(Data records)
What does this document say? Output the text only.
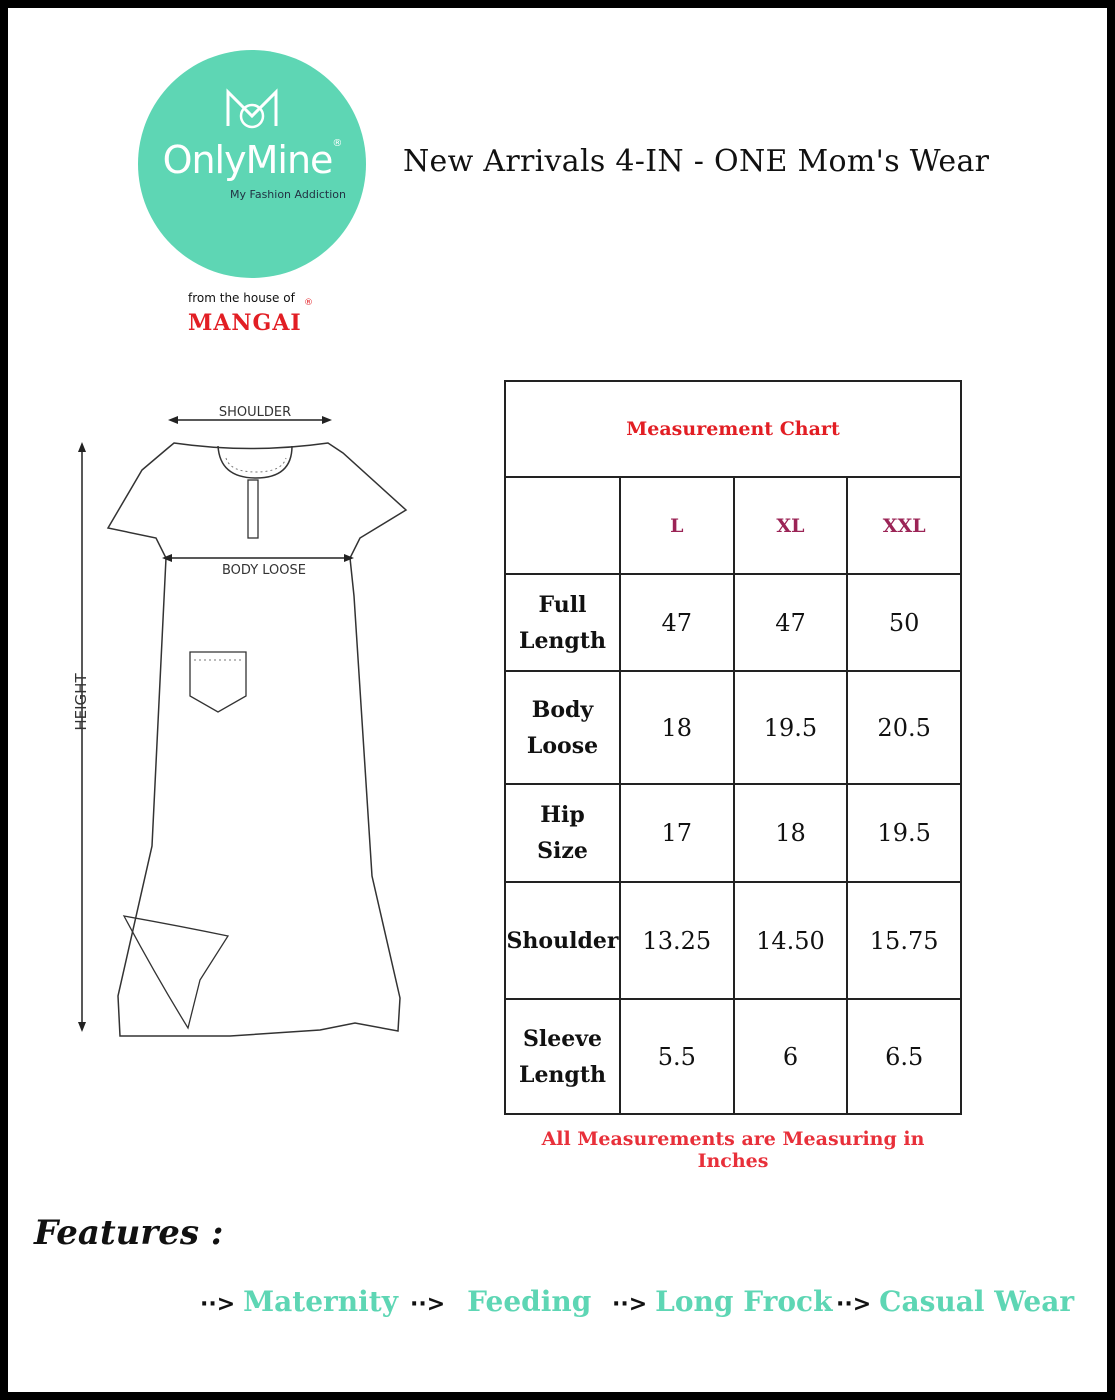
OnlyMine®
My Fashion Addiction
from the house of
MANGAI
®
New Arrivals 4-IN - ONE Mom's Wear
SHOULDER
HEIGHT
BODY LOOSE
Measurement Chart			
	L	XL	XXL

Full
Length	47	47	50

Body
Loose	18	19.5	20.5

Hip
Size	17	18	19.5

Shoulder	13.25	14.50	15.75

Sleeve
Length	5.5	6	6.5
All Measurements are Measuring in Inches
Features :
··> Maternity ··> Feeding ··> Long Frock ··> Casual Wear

---

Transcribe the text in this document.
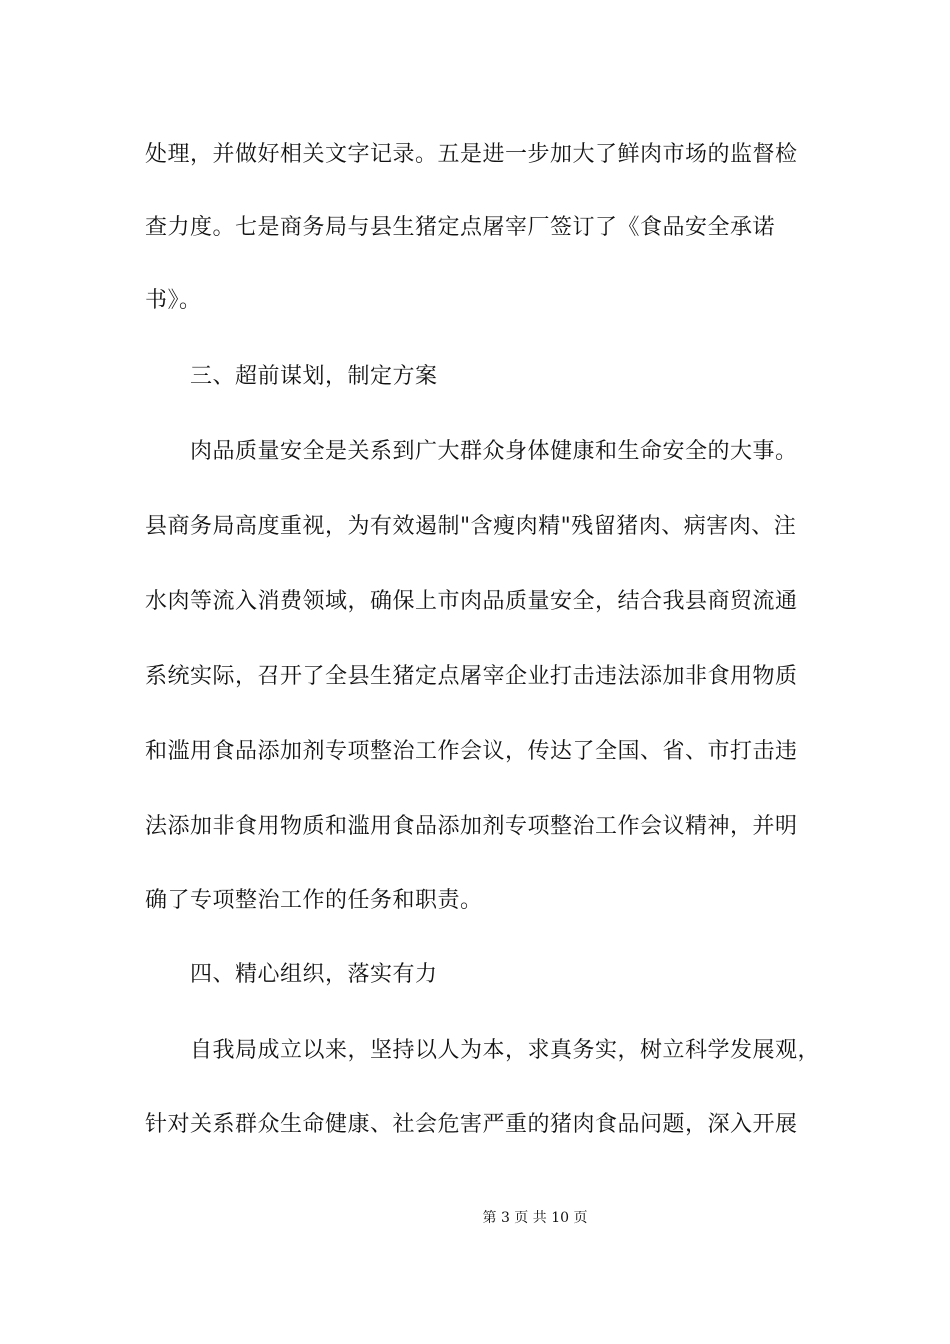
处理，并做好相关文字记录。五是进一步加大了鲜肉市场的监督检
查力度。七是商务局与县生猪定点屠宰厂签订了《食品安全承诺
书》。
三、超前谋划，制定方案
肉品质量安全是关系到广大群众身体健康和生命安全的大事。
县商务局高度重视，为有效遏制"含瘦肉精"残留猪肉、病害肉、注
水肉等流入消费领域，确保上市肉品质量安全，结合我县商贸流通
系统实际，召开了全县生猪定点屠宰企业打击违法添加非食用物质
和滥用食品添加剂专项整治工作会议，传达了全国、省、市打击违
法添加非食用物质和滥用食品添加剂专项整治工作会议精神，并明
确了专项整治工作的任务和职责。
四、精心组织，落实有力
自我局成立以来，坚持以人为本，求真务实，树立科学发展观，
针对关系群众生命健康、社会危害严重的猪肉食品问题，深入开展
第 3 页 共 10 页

> Job
Determine how many lines include the string "text". Give no answer but the number.

> Finished answer
2